### What the task asks:
Provide only the number of lines in the data below that contain the string "band".

»»

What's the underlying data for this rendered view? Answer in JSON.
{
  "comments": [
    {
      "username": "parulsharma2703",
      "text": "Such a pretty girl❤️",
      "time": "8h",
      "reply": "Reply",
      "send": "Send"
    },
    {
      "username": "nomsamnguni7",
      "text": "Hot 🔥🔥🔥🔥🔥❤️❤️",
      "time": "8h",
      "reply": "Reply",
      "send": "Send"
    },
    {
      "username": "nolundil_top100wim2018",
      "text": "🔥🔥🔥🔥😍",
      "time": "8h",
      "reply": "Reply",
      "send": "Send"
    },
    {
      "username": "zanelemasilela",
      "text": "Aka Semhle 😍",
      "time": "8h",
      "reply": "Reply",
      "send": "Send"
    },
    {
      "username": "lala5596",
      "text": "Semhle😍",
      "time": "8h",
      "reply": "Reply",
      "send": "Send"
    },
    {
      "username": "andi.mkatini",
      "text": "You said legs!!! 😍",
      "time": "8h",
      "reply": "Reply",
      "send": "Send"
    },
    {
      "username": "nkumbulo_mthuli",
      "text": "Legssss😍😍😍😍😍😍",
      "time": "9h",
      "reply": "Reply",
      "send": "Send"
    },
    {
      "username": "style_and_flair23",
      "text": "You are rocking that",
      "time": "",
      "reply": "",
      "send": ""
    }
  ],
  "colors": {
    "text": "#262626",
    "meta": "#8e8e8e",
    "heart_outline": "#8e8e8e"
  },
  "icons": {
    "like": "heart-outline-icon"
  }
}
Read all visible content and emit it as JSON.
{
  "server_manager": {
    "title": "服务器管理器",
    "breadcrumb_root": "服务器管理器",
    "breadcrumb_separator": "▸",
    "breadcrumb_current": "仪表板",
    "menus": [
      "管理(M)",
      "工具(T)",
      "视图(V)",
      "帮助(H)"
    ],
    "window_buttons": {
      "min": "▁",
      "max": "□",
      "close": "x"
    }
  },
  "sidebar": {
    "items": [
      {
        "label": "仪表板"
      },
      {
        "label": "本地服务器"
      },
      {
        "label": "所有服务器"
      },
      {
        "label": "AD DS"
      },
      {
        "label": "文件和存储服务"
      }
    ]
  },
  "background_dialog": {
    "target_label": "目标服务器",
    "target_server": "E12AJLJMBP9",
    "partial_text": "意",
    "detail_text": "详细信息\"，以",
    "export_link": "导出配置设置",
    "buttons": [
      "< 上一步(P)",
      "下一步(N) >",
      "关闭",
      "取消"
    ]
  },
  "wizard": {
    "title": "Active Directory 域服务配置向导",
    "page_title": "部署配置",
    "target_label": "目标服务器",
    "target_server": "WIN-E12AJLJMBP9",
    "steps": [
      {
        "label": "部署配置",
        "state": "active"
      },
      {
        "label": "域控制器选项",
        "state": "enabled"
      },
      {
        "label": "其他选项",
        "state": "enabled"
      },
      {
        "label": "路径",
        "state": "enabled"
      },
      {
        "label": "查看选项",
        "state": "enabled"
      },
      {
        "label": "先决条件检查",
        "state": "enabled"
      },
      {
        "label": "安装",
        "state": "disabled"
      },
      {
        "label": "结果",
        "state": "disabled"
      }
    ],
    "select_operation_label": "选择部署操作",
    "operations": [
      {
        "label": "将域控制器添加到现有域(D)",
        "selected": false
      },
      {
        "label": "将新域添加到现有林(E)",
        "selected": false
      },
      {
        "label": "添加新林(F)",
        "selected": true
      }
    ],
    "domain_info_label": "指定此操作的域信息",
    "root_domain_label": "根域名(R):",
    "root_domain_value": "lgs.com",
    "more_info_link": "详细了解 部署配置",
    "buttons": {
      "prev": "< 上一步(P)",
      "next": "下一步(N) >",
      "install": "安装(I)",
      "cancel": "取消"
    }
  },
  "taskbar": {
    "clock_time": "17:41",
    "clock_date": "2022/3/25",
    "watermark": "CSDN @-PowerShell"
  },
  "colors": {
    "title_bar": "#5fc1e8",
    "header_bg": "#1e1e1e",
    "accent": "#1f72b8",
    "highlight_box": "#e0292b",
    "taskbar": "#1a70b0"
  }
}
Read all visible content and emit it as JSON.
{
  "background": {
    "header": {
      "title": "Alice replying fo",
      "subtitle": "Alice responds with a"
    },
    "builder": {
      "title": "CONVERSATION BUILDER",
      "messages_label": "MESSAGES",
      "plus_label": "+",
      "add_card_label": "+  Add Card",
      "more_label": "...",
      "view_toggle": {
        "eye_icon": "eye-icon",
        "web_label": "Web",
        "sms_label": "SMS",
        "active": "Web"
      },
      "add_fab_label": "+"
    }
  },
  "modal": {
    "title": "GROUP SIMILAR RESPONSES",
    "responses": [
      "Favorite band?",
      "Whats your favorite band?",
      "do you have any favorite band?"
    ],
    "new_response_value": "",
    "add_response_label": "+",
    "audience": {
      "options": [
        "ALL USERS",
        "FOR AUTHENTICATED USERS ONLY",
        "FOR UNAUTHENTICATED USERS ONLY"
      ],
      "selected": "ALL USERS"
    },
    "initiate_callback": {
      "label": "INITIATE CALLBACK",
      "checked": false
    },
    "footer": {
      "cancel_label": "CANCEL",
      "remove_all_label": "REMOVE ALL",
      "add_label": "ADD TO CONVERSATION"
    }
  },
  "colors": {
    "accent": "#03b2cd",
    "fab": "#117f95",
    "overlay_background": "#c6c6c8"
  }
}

««

### Output below:
3